Please give the entries again in full and exactly, without any picture.
--- START OF LISTED RECORDS ---
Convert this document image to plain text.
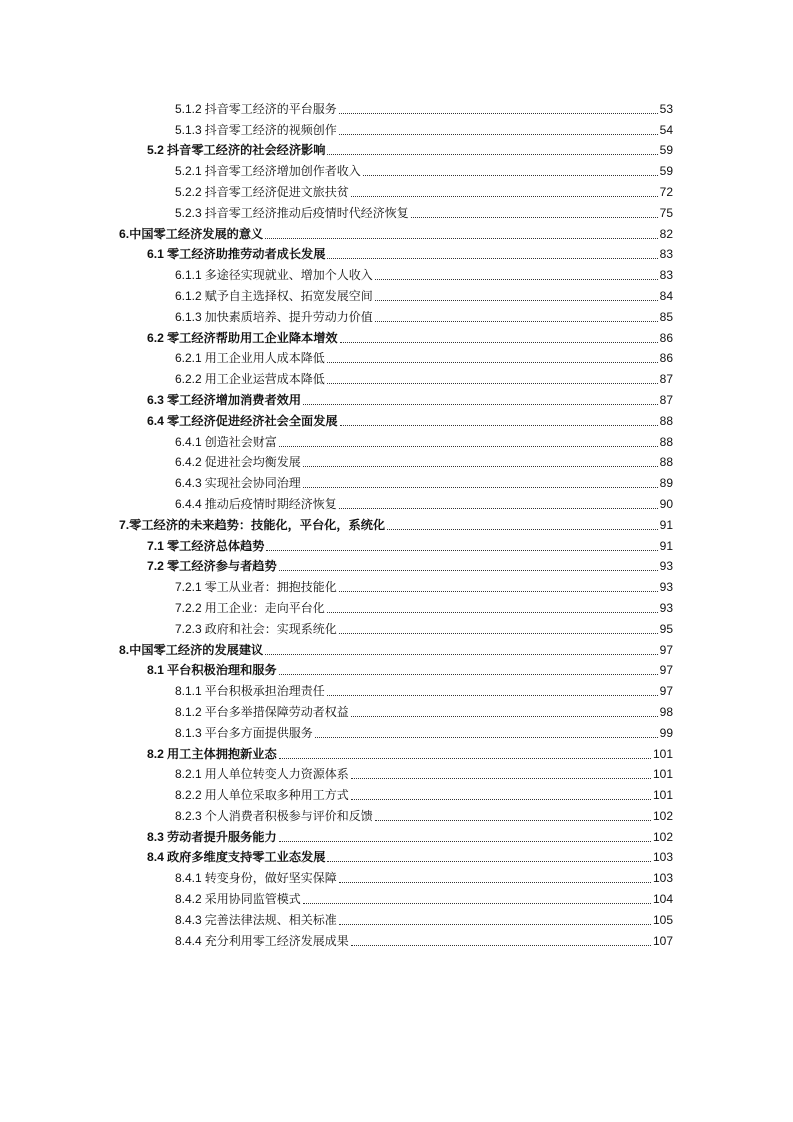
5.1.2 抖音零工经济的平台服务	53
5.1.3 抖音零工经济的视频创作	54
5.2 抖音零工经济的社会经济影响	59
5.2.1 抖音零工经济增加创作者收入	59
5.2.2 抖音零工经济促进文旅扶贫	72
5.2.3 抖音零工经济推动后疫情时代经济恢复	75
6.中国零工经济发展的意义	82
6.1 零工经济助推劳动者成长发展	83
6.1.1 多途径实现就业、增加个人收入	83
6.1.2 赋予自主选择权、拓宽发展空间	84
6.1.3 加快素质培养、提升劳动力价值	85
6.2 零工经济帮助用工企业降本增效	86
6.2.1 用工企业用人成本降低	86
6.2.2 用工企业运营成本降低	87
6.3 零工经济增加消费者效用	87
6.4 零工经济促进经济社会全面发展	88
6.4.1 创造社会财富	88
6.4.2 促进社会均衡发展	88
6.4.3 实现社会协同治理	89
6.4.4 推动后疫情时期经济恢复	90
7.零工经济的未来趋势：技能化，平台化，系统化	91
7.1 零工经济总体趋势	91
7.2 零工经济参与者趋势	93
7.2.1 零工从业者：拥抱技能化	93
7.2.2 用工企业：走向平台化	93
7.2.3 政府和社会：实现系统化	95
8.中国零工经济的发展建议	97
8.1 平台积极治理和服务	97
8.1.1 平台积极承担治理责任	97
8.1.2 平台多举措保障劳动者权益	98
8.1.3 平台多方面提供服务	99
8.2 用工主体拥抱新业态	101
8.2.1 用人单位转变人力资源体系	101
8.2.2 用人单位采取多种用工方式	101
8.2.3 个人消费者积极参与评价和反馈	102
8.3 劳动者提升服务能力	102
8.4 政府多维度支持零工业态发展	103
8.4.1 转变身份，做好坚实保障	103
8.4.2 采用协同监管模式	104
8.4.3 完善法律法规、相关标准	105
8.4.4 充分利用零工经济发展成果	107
--- END OF LISTED RECORDS ---
EXERCISE OUTPUT:
Convert this document image to plain text.
5.1.2 抖音零工经济的平台服务	53
5.1.3 抖音零工经济的视频创作	54
5.2 抖音零工经济的社会经济影响	59
5.2.1 抖音零工经济增加创作者收入	59
5.2.2 抖音零工经济促进文旅扶贫	72
5.2.3 抖音零工经济推动后疫情时代经济恢复	75
6.中国零工经济发展的意义	82
6.1 零工经济助推劳动者成长发展	83
6.1.1 多途径实现就业、增加个人收入	83
6.1.2 赋予自主选择权、拓宽发展空间	84
6.1.3 加快素质培养、提升劳动力价值	85
6.2 零工经济帮助用工企业降本增效	86
6.2.1 用工企业用人成本降低	86
6.2.2 用工企业运营成本降低	87
6.3 零工经济增加消费者效用	87
6.4 零工经济促进经济社会全面发展	88
6.4.1 创造社会财富	88
6.4.2 促进社会均衡发展	88
6.4.3 实现社会协同治理	89
6.4.4 推动后疫情时期经济恢复	90
7.零工经济的未来趋势：技能化，平台化，系统化	91
7.1 零工经济总体趋势	91
7.2 零工经济参与者趋势	93
7.2.1 零工从业者：拥抱技能化	93
7.2.2 用工企业：走向平台化	93
7.2.3 政府和社会：实现系统化	95
8.中国零工经济的发展建议	97
8.1 平台积极治理和服务	97
8.1.1 平台积极承担治理责任	97
8.1.2 平台多举措保障劳动者权益	98
8.1.3 平台多方面提供服务	99
8.2 用工主体拥抱新业态	101
8.2.1 用人单位转变人力资源体系	101
8.2.2 用人单位采取多种用工方式	101
8.2.3 个人消费者积极参与评价和反馈	102
8.3 劳动者提升服务能力	102
8.4 政府多维度支持零工业态发展	103
8.4.1 转变身份，做好坚实保障	103
8.4.2 采用协同监管模式	104
8.4.3 完善法律法规、相关标准	105
8.4.4 充分利用零工经济发展成果	107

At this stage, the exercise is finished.